-- Start of Exercise inputs --

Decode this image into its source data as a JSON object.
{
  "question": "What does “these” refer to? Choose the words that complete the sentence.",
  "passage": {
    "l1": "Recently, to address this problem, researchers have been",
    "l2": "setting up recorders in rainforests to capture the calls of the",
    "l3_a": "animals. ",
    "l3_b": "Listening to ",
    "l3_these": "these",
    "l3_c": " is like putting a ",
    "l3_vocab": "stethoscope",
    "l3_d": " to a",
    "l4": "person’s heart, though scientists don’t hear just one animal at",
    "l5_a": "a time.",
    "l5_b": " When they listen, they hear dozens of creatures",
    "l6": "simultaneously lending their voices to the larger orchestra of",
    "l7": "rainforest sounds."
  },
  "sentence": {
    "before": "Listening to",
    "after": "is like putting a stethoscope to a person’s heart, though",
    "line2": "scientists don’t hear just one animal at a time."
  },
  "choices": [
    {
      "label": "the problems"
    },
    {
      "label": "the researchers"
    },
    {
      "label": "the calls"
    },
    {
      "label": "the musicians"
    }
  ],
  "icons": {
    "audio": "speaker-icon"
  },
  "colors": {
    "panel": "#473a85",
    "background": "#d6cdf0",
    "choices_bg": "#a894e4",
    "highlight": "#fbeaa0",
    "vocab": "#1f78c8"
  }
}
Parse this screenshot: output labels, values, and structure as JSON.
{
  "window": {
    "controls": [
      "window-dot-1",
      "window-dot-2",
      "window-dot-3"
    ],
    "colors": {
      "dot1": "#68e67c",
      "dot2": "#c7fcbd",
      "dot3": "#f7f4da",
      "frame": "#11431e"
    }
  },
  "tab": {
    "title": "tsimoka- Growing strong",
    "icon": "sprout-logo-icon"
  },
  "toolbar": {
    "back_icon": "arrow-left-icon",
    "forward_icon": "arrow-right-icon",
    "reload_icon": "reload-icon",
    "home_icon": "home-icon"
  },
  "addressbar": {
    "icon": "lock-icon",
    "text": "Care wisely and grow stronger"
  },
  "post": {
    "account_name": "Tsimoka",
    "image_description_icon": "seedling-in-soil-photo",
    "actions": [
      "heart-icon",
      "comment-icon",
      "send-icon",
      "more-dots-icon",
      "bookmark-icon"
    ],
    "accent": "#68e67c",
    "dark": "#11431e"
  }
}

-- End of Exercise inputs --

» **Task**
Using the listing above, please repeat every entry exactly.

» **Answer to this problem**
Decode this image into its source data as a JSON object.
{
  "question": "What does “these” refer to? Choose the words that complete the sentence.",
  "passage": {
    "l1": "Recently, to address this problem, researchers have been",
    "l2": "setting up recorders in rainforests to capture the calls of the",
    "l3_a": "animals. ",
    "l3_b": "Listening to ",
    "l3_these": "these",
    "l3_c": " is like putting a ",
    "l3_vocab": "stethoscope",
    "l3_d": " to a",
    "l4": "person’s heart, though scientists don’t hear just one animal at",
    "l5_a": "a time.",
    "l5_b": " When they listen, they hear dozens of creatures",
    "l6": "simultaneously lending their voices to the larger orchestra of",
    "l7": "rainforest sounds."
  },
  "sentence": {
    "before": "Listening to",
    "after": "is like putting a stethoscope to a person’s heart, though",
    "line2": "scientists don’t hear just one animal at a time."
  },
  "choices": [
    {
      "label": "the problems"
    },
    {
      "label": "the researchers"
    },
    {
      "label": "the calls"
    },
    {
      "label": "the musicians"
    }
  ],
  "icons": {
    "audio": "speaker-icon"
  },
  "colors": {
    "panel": "#473a85",
    "background": "#d6cdf0",
    "choices_bg": "#a894e4",
    "highlight": "#fbeaa0",
    "vocab": "#1f78c8"
  }
}
Parse this screenshot: output labels, values, and structure as JSON.
{
  "window": {
    "controls": [
      "window-dot-1",
      "window-dot-2",
      "window-dot-3"
    ],
    "colors": {
      "dot1": "#68e67c",
      "dot2": "#c7fcbd",
      "dot3": "#f7f4da",
      "frame": "#11431e"
    }
  },
  "tab": {
    "title": "tsimoka- Growing strong",
    "icon": "sprout-logo-icon"
  },
  "toolbar": {
    "back_icon": "arrow-left-icon",
    "forward_icon": "arrow-right-icon",
    "reload_icon": "reload-icon",
    "home_icon": "home-icon"
  },
  "addressbar": {
    "icon": "lock-icon",
    "text": "Care wisely and grow stronger"
  },
  "post": {
    "account_name": "Tsimoka",
    "image_description_icon": "seedling-in-soil-photo",
    "actions": [
      "heart-icon",
      "comment-icon",
      "send-icon",
      "more-dots-icon",
      "bookmark-icon"
    ],
    "accent": "#68e67c",
    "dark": "#11431e"
  }
}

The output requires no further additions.